TEXTO DADO:
>>>>

Los depósitos a plazo fijo en pesos del sector privado -tradicionales y UVA- crecieron 17,5 por ciento en los últimos dos meses, un porcentaje superior a la inflación que distintas consultoras proyectan para el bimestre junio-julio, antes de la suba de tasas de esta última semana, según datos del Banco Central.

Los plazos fijos tradicionales alcanzaron el 26 de julio -últimos datos disponibles- los 5,211 billones de pesos, 16,8 por ciento más que en igual fecha de mayo, mientras que los «UVA», que ajustan por el índice de precios al consumidor que releva el Indec, llegaron a 398.426 millones, 28,8 por ciento más que a finales de mayo.

El aumento de los depósitos en pesos se dio pese a la fuerte suba de los dólares financieros que entre los primeros días de junio y principios de la última semana, pasaron de cerca de 210 a más de 340 pesos, una aumento que gatilló la suba de precios de artículos de consumo y que, según cálculos de distintas consultoras, llevaría la inflación de julio en torno al 7 u 8 por ciento.

En ese caso, la inflación acumulada de los últimos dos meses sería del 13 al 14 por ciento, casi cuatro o cinco puntos porcentuales por debajo del aumento de los depósitos a plazo fijo, un dato que demuestra que, a pesar del desafiante contexto, la demanda de activos en pesos en el sistema bancario se mantiene estable.

Para ayudar a frenar la inflación y estimular el ahorro en pesos, el Banco Central aplicó el jueves último una suba de 800 puntos básicos de la tasa de interés, la suba más alta desde el inicio de la gestión de este gobierno en 2019.

<<<<

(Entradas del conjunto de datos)
>>>>

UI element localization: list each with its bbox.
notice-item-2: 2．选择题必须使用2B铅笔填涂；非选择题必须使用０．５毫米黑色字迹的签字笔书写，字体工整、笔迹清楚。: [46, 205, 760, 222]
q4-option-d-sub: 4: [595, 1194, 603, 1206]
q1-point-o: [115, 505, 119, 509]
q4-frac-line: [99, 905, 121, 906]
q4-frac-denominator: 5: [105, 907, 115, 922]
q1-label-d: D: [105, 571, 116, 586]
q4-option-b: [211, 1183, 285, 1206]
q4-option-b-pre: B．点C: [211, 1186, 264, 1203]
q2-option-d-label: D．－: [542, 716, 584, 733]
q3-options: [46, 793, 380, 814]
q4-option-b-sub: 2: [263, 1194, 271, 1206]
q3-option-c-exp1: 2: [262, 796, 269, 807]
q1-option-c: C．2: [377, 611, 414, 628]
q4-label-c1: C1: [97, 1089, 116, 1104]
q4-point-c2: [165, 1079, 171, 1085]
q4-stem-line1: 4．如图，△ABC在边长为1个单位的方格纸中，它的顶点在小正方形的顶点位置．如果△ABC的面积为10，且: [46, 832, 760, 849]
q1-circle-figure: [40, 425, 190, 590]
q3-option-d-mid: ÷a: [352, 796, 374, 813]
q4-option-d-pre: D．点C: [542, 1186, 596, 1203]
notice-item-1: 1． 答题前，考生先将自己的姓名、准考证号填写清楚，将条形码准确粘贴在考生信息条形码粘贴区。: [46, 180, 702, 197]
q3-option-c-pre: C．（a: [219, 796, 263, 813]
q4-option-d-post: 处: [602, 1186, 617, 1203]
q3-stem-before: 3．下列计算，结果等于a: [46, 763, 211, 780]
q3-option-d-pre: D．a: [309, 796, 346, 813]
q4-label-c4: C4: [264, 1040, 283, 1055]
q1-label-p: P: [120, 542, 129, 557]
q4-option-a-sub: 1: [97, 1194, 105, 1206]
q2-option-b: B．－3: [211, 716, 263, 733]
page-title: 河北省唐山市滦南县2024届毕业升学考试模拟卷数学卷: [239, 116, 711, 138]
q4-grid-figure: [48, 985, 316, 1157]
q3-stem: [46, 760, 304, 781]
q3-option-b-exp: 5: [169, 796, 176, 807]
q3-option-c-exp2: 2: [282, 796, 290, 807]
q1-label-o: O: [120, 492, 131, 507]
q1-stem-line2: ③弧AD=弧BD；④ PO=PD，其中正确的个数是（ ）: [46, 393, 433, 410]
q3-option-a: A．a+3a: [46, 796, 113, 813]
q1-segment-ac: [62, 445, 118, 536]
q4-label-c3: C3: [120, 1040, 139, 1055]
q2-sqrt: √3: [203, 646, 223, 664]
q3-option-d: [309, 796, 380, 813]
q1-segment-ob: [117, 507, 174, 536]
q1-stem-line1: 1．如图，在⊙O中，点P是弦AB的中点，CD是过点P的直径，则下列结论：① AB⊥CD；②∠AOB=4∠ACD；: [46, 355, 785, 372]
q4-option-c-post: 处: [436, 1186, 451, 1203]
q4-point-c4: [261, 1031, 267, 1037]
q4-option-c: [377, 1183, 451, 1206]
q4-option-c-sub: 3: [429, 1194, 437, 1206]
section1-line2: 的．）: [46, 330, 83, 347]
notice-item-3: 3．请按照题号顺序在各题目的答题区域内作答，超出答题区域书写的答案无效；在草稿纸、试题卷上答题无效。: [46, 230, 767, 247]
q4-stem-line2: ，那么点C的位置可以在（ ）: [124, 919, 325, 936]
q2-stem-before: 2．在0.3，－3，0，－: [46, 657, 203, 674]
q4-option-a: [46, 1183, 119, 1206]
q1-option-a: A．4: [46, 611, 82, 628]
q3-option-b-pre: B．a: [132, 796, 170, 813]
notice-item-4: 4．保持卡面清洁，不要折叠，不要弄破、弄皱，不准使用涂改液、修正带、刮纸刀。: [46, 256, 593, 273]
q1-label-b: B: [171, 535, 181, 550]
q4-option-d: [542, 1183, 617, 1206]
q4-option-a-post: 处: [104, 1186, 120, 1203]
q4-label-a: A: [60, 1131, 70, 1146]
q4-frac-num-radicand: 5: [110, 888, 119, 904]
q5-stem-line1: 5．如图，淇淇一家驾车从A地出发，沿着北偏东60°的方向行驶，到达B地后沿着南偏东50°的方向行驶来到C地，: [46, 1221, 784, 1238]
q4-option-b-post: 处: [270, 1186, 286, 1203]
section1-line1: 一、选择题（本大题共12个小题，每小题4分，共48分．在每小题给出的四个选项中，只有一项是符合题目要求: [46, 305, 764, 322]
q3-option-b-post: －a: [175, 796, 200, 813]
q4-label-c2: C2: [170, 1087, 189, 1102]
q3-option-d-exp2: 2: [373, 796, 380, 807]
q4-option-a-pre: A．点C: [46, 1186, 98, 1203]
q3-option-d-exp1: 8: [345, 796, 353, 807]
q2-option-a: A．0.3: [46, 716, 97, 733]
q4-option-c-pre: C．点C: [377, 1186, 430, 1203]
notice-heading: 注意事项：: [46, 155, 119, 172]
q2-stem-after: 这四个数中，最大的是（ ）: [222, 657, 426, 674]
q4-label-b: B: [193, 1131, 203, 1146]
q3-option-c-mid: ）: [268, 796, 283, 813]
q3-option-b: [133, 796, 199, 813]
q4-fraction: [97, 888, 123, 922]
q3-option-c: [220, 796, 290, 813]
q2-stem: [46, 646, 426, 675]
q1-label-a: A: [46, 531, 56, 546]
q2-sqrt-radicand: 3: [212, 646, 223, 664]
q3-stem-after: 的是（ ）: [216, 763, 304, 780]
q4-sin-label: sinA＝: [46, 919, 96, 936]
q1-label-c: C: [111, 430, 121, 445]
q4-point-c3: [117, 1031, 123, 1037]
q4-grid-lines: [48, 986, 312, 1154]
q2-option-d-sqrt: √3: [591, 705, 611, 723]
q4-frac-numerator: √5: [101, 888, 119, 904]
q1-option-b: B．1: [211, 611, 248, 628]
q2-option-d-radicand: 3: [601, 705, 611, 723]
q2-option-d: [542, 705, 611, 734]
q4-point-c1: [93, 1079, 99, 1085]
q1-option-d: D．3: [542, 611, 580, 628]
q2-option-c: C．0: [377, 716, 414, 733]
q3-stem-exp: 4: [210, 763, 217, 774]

<<<<

CONSIGNA:
¿Puedes copiar al pie de la letra el fragmento del texto sobre los depósitos a plazo fijo que empieza con "Para ayudar a" y sigue hasta "gobierno en 2019."? Básate únicamente en el texto.

RESULTADO:
Para ayudar a frenar la inflación y estimular el ahorro en pesos, el Banco Central aplicó el jueves último una suba de 800 puntos básicos de la tasa de interés, la suba más alta desde el inicio de la gestión de este gobierno en 2019.